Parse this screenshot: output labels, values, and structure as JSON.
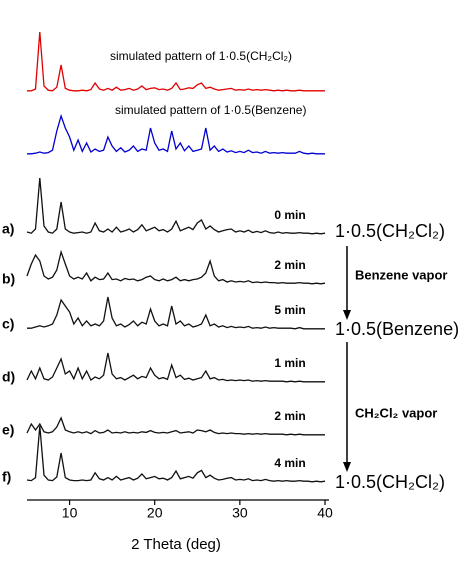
{
  "chart_data": {
    "type": "line",
    "x_label": "2 Theta (deg)",
    "xlim": [
      5,
      40
    ],
    "xticks": [
      10,
      20,
      30,
      40
    ],
    "x": [
      5,
      5.5,
      6,
      6.5,
      7,
      7.5,
      8,
      8.5,
      9,
      9.5,
      10,
      10.5,
      11,
      11.5,
      12,
      12.5,
      13,
      13.5,
      14,
      14.5,
      15,
      15.5,
      16,
      16.5,
      17,
      17.5,
      18,
      18.5,
      19,
      19.5,
      20,
      20.5,
      21,
      21.5,
      22,
      22.5,
      23,
      23.5,
      24,
      24.5,
      25,
      25.5,
      26,
      26.5,
      27,
      27.5,
      28,
      28.5,
      29,
      29.5,
      30,
      30.5,
      31,
      31.5,
      32,
      32.5,
      33,
      33.5,
      34,
      34.5,
      35,
      35.5,
      36,
      36.5,
      37,
      37.5,
      38,
      38.5,
      39,
      39.5,
      40
    ],
    "series": [
      {
        "name": "simulated pattern of 1·0.5(CH₂Cl₂)",
        "color": "#e00000",
        "values": [
          2,
          2,
          5,
          100,
          10,
          3,
          2,
          8,
          45,
          6,
          3,
          2,
          2,
          3,
          2,
          4,
          15,
          5,
          3,
          6,
          3,
          8,
          3,
          4,
          6,
          3,
          5,
          10,
          4,
          6,
          7,
          4,
          5,
          3,
          6,
          15,
          4,
          5,
          7,
          6,
          12,
          15,
          6,
          8,
          5,
          3,
          4,
          5,
          6,
          3,
          4,
          3,
          5,
          3,
          4,
          3,
          4,
          3,
          2,
          3,
          2,
          3,
          2,
          2,
          3,
          2,
          2,
          2,
          2,
          2,
          2
        ]
      },
      {
        "name": "simulated pattern of 1·0.5(Benzene)",
        "color": "#0000d0",
        "values": [
          2,
          2,
          3,
          5,
          3,
          4,
          8,
          40,
          65,
          45,
          30,
          8,
          25,
          6,
          20,
          5,
          10,
          6,
          8,
          30,
          15,
          6,
          12,
          5,
          8,
          15,
          6,
          10,
          8,
          45,
          20,
          8,
          10,
          6,
          40,
          10,
          20,
          7,
          15,
          6,
          8,
          10,
          45,
          8,
          15,
          6,
          10,
          5,
          7,
          4,
          6,
          4,
          8,
          4,
          5,
          3,
          6,
          3,
          4,
          3,
          4,
          3,
          3,
          3,
          6,
          3,
          2,
          3,
          2,
          2,
          2
        ]
      },
      {
        "name": "a)",
        "time": "0 min",
        "time_color": "#1a1aa8",
        "color": "#111111",
        "values": [
          10,
          8,
          15,
          100,
          20,
          10,
          8,
          15,
          60,
          15,
          10,
          8,
          9,
          10,
          8,
          10,
          25,
          12,
          10,
          15,
          10,
          18,
          10,
          12,
          15,
          10,
          14,
          22,
          12,
          15,
          18,
          12,
          14,
          10,
          15,
          28,
          12,
          15,
          18,
          14,
          25,
          30,
          15,
          20,
          14,
          10,
          12,
          14,
          15,
          10,
          12,
          10,
          13,
          9,
          11,
          9,
          12,
          9,
          8,
          10,
          8,
          9,
          8,
          8,
          9,
          8,
          8,
          7,
          8,
          7,
          8
        ]
      },
      {
        "name": "b)",
        "time": "2 min",
        "time_color": "#1a1aa8",
        "color": "#111111",
        "values": [
          20,
          40,
          55,
          45,
          20,
          15,
          18,
          30,
          60,
          40,
          20,
          15,
          18,
          15,
          25,
          12,
          18,
          14,
          15,
          25,
          14,
          15,
          12,
          16,
          14,
          15,
          12,
          14,
          18,
          20,
          14,
          12,
          15,
          12,
          14,
          18,
          12,
          14,
          12,
          14,
          15,
          18,
          25,
          45,
          20,
          12,
          14,
          10,
          12,
          10,
          11,
          10,
          12,
          9,
          10,
          9,
          10,
          9,
          9,
          8,
          9,
          8,
          8,
          8,
          9,
          8,
          8,
          7,
          8,
          7,
          8
        ]
      },
      {
        "name": "c)",
        "time": "5 min",
        "time_color": "#1a1aa8",
        "color": "#111111",
        "values": [
          8,
          8,
          10,
          12,
          10,
          12,
          15,
          30,
          55,
          45,
          35,
          15,
          25,
          12,
          20,
          12,
          15,
          12,
          20,
          60,
          25,
          12,
          15,
          10,
          14,
          20,
          12,
          18,
          15,
          40,
          20,
          12,
          15,
          12,
          45,
          15,
          20,
          12,
          15,
          10,
          12,
          15,
          30,
          12,
          15,
          10,
          12,
          9,
          11,
          9,
          10,
          9,
          11,
          8,
          9,
          8,
          10,
          8,
          9,
          8,
          8,
          8,
          8,
          7,
          9,
          7,
          7,
          7,
          7,
          7,
          7
        ]
      },
      {
        "name": "d)",
        "time": "1 min",
        "time_color": "#d01010",
        "color": "#111111",
        "values": [
          10,
          25,
          12,
          30,
          12,
          10,
          15,
          30,
          45,
          20,
          25,
          12,
          30,
          12,
          25,
          10,
          15,
          12,
          18,
          55,
          20,
          12,
          14,
          10,
          14,
          18,
          12,
          16,
          14,
          30,
          18,
          12,
          14,
          11,
          35,
          14,
          18,
          11,
          13,
          10,
          12,
          14,
          25,
          12,
          14,
          10,
          11,
          9,
          10,
          9,
          10,
          9,
          10,
          8,
          9,
          8,
          9,
          8,
          8,
          8,
          8,
          7,
          8,
          7,
          8,
          7,
          7,
          7,
          7,
          7,
          7
        ]
      },
      {
        "name": "e)",
        "time": "2 min",
        "time_color": "#d01010",
        "color": "#111111",
        "values": [
          10,
          25,
          15,
          25,
          12,
          10,
          12,
          20,
          35,
          15,
          12,
          10,
          12,
          10,
          12,
          9,
          14,
          10,
          11,
          15,
          10,
          11,
          10,
          12,
          10,
          11,
          10,
          12,
          11,
          14,
          11,
          10,
          11,
          10,
          12,
          14,
          10,
          11,
          12,
          10,
          15,
          14,
          12,
          15,
          11,
          9,
          10,
          9,
          10,
          9,
          9,
          8,
          9,
          8,
          9,
          8,
          9,
          8,
          8,
          8,
          8,
          7,
          8,
          7,
          8,
          7,
          7,
          7,
          7,
          7,
          7
        ]
      },
      {
        "name": "f)",
        "time": "4 min",
        "time_color": "#d01010",
        "color": "#111111",
        "values": [
          10,
          9,
          14,
          100,
          18,
          10,
          9,
          15,
          55,
          14,
          10,
          9,
          9,
          10,
          9,
          10,
          22,
          12,
          10,
          14,
          10,
          16,
          10,
          12,
          14,
          10,
          13,
          20,
          12,
          14,
          16,
          12,
          13,
          10,
          14,
          25,
          12,
          14,
          16,
          13,
          22,
          26,
          14,
          18,
          13,
          10,
          11,
          13,
          14,
          10,
          11,
          10,
          12,
          9,
          10,
          9,
          11,
          9,
          8,
          9,
          8,
          9,
          8,
          8,
          9,
          8,
          8,
          7,
          8,
          7,
          8
        ]
      }
    ],
    "annotations": [
      "1·0.5(CH₂Cl₂)",
      "Benzene vapor",
      "1·0.5(Benzene)",
      "CH₂Cl₂ vapor",
      "1·0.5(CH₂Cl₂)"
    ]
  }
}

------------------------------

(THE REQUEST)
Identify the lines in the entries above that contain "Benzene", then copy them out.

(RESPONSE BELOW)
        "name": "simulated pattern of 1·0.5(Benzene)",
      "Benzene vapor",
      "1·0.5(Benzene)",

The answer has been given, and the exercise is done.